# What to work on:
Retype the material below. Keep every word exactly as it is.

::::::::

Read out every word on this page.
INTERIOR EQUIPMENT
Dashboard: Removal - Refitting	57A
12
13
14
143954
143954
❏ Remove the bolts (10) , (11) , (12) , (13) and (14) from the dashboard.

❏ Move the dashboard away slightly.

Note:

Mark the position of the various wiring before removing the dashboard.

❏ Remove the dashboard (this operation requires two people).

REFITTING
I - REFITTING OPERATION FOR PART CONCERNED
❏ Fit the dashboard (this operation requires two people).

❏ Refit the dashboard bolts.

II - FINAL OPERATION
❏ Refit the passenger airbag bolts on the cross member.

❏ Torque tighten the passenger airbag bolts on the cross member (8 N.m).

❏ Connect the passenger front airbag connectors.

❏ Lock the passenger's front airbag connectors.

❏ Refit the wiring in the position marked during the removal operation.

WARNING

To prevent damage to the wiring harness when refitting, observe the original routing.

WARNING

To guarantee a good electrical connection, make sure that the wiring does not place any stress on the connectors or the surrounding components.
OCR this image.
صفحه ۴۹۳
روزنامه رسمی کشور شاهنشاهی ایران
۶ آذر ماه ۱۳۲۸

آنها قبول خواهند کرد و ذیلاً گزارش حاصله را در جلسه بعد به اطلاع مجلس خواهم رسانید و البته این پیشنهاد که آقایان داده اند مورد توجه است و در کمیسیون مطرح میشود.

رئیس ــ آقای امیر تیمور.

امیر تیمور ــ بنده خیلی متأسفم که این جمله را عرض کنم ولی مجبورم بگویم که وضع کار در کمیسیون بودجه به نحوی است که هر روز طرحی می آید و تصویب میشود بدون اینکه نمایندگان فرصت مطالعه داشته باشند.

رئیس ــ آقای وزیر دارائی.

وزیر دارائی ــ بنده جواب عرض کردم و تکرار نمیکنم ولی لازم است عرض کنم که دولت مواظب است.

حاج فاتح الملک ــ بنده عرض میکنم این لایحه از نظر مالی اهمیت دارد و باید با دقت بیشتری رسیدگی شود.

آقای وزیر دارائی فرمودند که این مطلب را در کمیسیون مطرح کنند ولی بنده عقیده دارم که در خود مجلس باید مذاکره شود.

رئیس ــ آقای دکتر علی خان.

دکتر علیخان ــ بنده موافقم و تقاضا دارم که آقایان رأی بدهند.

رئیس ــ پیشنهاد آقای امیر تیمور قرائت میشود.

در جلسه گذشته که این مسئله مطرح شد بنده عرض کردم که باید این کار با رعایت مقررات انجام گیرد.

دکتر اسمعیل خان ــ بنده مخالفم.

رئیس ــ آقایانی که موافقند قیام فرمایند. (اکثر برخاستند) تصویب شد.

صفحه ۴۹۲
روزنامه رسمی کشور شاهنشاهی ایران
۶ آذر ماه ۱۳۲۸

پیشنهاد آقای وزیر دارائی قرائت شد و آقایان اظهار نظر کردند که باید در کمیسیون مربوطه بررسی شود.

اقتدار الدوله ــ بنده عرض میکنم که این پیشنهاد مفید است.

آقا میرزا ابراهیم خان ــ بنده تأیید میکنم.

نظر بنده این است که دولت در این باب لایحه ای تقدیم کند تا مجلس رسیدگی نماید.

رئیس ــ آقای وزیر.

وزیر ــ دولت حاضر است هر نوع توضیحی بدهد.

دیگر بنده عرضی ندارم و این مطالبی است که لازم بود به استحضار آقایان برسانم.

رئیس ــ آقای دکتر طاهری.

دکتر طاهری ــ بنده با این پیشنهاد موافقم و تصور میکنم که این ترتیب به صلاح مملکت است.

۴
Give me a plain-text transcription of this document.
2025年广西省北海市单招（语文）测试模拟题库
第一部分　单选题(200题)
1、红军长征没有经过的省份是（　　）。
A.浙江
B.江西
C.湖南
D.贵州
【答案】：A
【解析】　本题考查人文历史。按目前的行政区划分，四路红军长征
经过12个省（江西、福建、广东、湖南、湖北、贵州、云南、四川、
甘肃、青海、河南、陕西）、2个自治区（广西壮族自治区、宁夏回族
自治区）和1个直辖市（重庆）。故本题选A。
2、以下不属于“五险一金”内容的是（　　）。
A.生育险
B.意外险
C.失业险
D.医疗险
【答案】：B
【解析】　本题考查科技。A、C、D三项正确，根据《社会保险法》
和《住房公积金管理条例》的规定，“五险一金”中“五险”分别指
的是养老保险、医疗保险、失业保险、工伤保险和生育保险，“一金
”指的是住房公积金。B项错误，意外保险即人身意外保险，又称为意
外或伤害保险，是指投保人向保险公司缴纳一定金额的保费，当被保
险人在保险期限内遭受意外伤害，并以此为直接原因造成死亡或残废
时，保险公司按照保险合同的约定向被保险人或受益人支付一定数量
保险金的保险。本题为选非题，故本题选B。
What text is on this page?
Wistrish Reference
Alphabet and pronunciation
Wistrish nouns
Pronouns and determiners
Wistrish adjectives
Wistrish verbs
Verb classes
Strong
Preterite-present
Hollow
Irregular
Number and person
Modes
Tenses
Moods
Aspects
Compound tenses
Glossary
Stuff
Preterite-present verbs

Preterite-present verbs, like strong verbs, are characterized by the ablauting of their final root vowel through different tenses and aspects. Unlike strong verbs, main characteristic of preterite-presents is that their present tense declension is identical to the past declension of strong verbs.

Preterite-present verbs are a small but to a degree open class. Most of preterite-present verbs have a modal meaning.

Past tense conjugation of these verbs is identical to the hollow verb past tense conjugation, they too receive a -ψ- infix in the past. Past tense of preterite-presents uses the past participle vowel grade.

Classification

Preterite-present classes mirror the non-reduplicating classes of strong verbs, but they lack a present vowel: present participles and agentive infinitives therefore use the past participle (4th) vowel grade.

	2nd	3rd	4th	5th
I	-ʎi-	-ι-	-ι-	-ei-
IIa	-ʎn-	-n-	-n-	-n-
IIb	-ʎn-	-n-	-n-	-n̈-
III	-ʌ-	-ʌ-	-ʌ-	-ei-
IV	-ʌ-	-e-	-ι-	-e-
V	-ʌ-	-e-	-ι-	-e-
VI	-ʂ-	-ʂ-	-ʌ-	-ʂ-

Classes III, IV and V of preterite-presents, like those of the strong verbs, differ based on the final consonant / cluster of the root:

::::::::

# Right answer:
Read out every word on this page.
INTERIOR EQUIPMENT
Dashboard: Removal - Refitting	57A
12
13
14
143954
143954
❏ Remove the bolts (10) , (11) , (12) , (13) and (14) from the dashboard.

❏ Move the dashboard away slightly.

Note:

Mark the position of the various wiring before removing the dashboard.

❏ Remove the dashboard (this operation requires two people).

REFITTING
I - REFITTING OPERATION FOR PART CONCERNED
❏ Fit the dashboard (this operation requires two people).

❏ Refit the dashboard bolts.

II - FINAL OPERATION
❏ Refit the passenger airbag bolts on the cross member.

❏ Torque tighten the passenger airbag bolts on the cross member (8 N.m).

❏ Connect the passenger front airbag connectors.

❏ Lock the passenger's front airbag connectors.

❏ Refit the wiring in the position marked during the removal operation.

WARNING

To prevent damage to the wiring harness when refitting, observe the original routing.

WARNING

To guarantee a good electrical connection, make sure that the wiring does not place any stress on the connectors or the surrounding components.
OCR this image.
صفحه ۴۹۳
روزنامه رسمی کشور شاهنشاهی ایران
۶ آذر ماه ۱۳۲۸

آنها قبول خواهند کرد و ذیلاً گزارش حاصله را در جلسه بعد به اطلاع مجلس خواهم رسانید و البته این پیشنهاد که آقایان داده اند مورد توجه است و در کمیسیون مطرح میشود.

رئیس ــ آقای امیر تیمور.

امیر تیمور ــ بنده خیلی متأسفم که این جمله را عرض کنم ولی مجبورم بگویم که وضع کار در کمیسیون بودجه به نحوی است که هر روز طرحی می آید و تصویب میشود بدون اینکه نمایندگان فرصت مطالعه داشته باشند.

رئیس ــ آقای وزیر دارائی.

وزیر دارائی ــ بنده جواب عرض کردم و تکرار نمیکنم ولی لازم است عرض کنم که دولت مواظب است.

حاج فاتح الملک ــ بنده عرض میکنم این لایحه از نظر مالی اهمیت دارد و باید با دقت بیشتری رسیدگی شود.

آقای وزیر دارائی فرمودند که این مطلب را در کمیسیون مطرح کنند ولی بنده عقیده دارم که در خود مجلس باید مذاکره شود.

رئیس ــ آقای دکتر علی خان.

دکتر علیخان ــ بنده موافقم و تقاضا دارم که آقایان رأی بدهند.

رئیس ــ پیشنهاد آقای امیر تیمور قرائت میشود.

در جلسه گذشته که این مسئله مطرح شد بنده عرض کردم که باید این کار با رعایت مقررات انجام گیرد.

دکتر اسمعیل خان ــ بنده مخالفم.

رئیس ــ آقایانی که موافقند قیام فرمایند. (اکثر برخاستند) تصویب شد.

صفحه ۴۹۲
روزنامه رسمی کشور شاهنشاهی ایران
۶ آذر ماه ۱۳۲۸

پیشنهاد آقای وزیر دارائی قرائت شد و آقایان اظهار نظر کردند که باید در کمیسیون مربوطه بررسی شود.

اقتدار الدوله ــ بنده عرض میکنم که این پیشنهاد مفید است.

آقا میرزا ابراهیم خان ــ بنده تأیید میکنم.

نظر بنده این است که دولت در این باب لایحه ای تقدیم کند تا مجلس رسیدگی نماید.

رئیس ــ آقای وزیر.

وزیر ــ دولت حاضر است هر نوع توضیحی بدهد.

دیگر بنده عرضی ندارم و این مطالبی است که لازم بود به استحضار آقایان برسانم.

رئیس ــ آقای دکتر طاهری.

دکتر طاهری ــ بنده با این پیشنهاد موافقم و تصور میکنم که این ترتیب به صلاح مملکت است.

۴
Give me a plain-text transcription of this document.
2025年广西省北海市单招（语文）测试模拟题库
第一部分　单选题(200题)
1、红军长征没有经过的省份是（　　）。
A.浙江
B.江西
C.湖南
D.贵州
【答案】：A
【解析】　本题考查人文历史。按目前的行政区划分，四路红军长征
经过12个省（江西、福建、广东、湖南、湖北、贵州、云南、四川、
甘肃、青海、河南、陕西）、2个自治区（广西壮族自治区、宁夏回族
自治区）和1个直辖市（重庆）。故本题选A。
2、以下不属于“五险一金”内容的是（　　）。
A.生育险
B.意外险
C.失业险
D.医疗险
【答案】：B
【解析】　本题考查科技。A、C、D三项正确，根据《社会保险法》
和《住房公积金管理条例》的规定，“五险一金”中“五险”分别指
的是养老保险、医疗保险、失业保险、工伤保险和生育保险，“一金
”指的是住房公积金。B项错误，意外保险即人身意外保险，又称为意
外或伤害保险，是指投保人向保险公司缴纳一定金额的保费，当被保
险人在保险期限内遭受意外伤害，并以此为直接原因造成死亡或残废
时，保险公司按照保险合同的约定向被保险人或受益人支付一定数量
保险金的保险。本题为选非题，故本题选B。
What text is on this page?
Wistrish Reference
Alphabet and pronunciation
Wistrish nouns
Pronouns and determiners
Wistrish adjectives
Wistrish verbs
Verb classes
Strong
Preterite-present
Hollow
Irregular
Number and person
Modes
Tenses
Moods
Aspects
Compound tenses
Glossary
Stuff
Preterite-present verbs

Preterite-present verbs, like strong verbs, are characterized by the ablauting of their final root vowel through different tenses and aspects. Unlike strong verbs, main characteristic of preterite-presents is that their present tense declension is identical to the past declension of strong verbs.

Preterite-present verbs are a small but to a degree open class. Most of preterite-present verbs have a modal meaning.

Past tense conjugation of these verbs is identical to the hollow verb past tense conjugation, they too receive a -ψ- infix in the past. Past tense of preterite-presents uses the past participle vowel grade.

Classification

Preterite-present classes mirror the non-reduplicating classes of strong verbs, but they lack a present vowel: present participles and agentive infinitives therefore use the past participle (4th) vowel grade.

	2nd	3rd	4th	5th
I	-ʎi-	-ι-	-ι-	-ei-
IIa	-ʎn-	-n-	-n-	-n-
IIb	-ʎn-	-n-	-n-	-n̈-
III	-ʌ-	-ʌ-	-ʌ-	-ei-
IV	-ʌ-	-e-	-ι-	-e-
V	-ʌ-	-e-	-ι-	-e-
VI	-ʂ-	-ʂ-	-ʌ-	-ʂ-

Classes III, IV and V of preterite-presents, like those of the strong verbs, differ based on the final consonant / cluster of the root:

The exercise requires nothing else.